Show every line where "label" occurs.

Rows from a dataset
──────────

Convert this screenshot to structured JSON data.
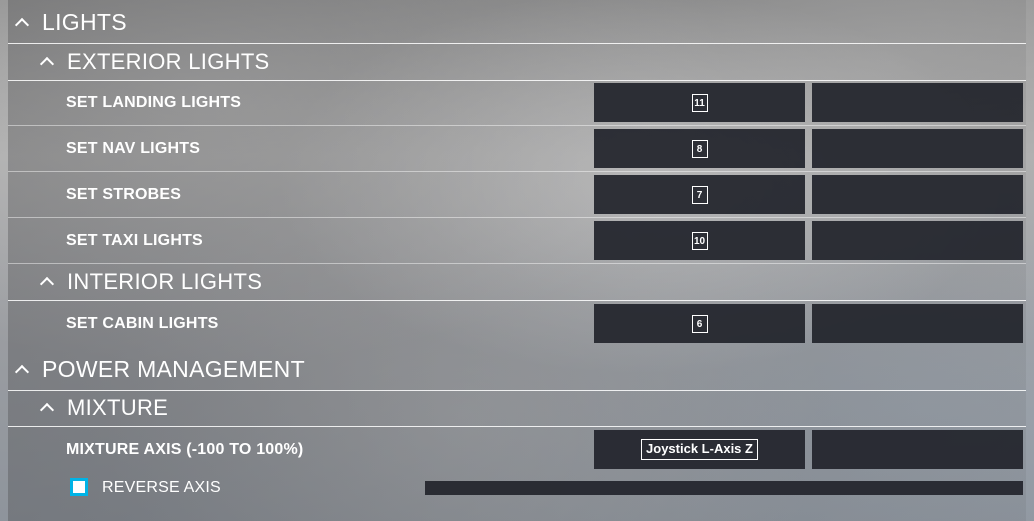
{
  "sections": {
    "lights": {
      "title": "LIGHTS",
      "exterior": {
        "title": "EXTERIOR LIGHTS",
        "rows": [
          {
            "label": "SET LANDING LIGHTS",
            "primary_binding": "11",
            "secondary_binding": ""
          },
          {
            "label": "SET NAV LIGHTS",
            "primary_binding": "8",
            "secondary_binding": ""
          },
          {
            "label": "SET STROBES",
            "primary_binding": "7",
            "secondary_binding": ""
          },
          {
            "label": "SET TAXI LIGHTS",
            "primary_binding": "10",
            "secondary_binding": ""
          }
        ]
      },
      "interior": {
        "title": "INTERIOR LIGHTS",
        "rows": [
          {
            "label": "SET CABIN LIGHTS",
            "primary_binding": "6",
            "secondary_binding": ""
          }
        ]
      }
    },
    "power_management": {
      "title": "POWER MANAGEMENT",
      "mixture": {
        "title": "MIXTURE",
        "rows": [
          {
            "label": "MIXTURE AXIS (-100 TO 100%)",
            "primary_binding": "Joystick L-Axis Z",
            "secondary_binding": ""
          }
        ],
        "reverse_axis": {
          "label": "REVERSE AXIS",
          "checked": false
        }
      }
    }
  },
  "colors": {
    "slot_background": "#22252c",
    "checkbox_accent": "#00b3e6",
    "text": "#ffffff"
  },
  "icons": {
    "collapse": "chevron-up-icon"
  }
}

──────────

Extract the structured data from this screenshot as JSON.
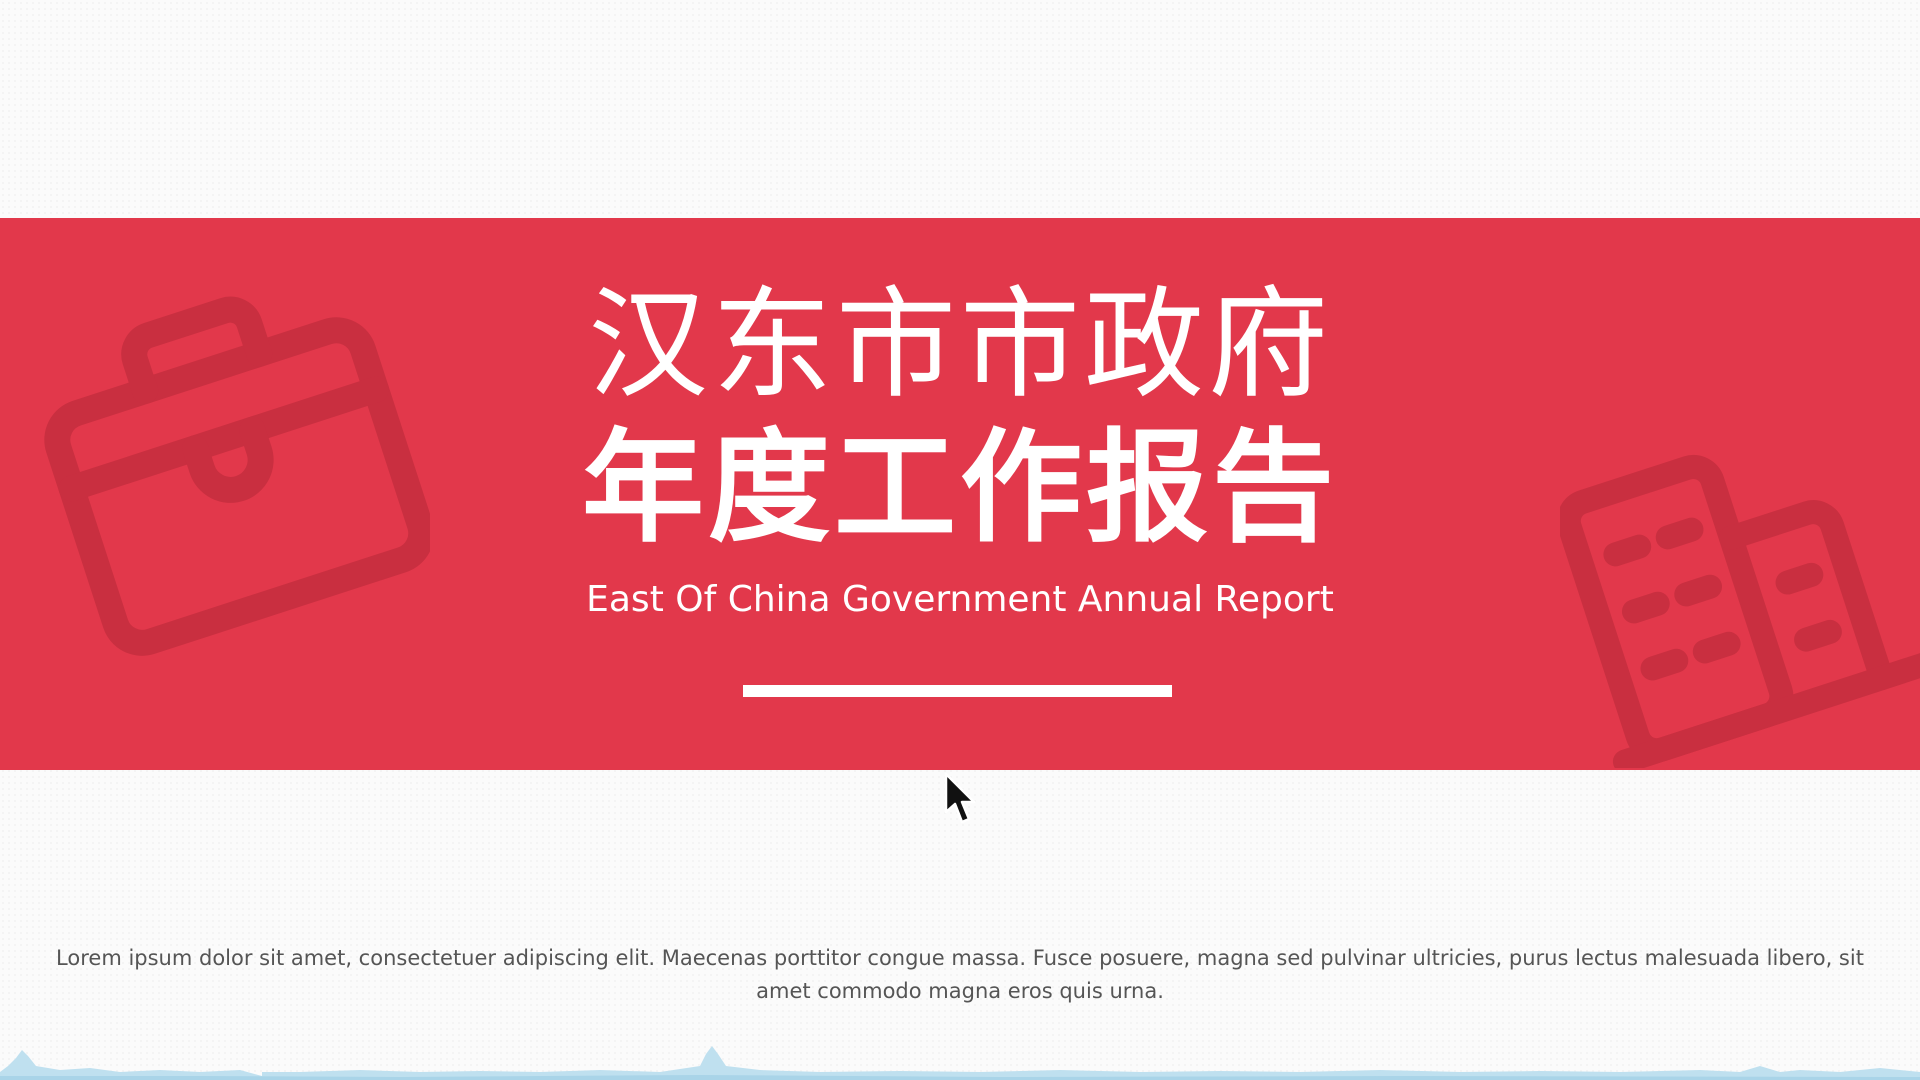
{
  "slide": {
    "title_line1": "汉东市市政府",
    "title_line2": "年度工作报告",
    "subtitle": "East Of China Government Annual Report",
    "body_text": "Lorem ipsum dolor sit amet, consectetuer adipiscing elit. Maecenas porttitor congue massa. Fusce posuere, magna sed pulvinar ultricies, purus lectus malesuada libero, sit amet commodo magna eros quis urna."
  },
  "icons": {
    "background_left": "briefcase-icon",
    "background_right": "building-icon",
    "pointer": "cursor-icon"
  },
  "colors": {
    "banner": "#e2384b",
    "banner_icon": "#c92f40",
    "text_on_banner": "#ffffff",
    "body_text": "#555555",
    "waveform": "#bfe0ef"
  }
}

──────────

# Exercise result:
            "label": "SET LANDING LIGHTS",
            "label": "SET NAV LIGHTS",
            "label": "SET STROBES",
            "label": "SET TAXI LIGHTS",
            "label": "SET CABIN LIGHTS",
            "label": "MIXTURE AXIS (-100 TO 100%)",
          "label": "REVERSE AXIS",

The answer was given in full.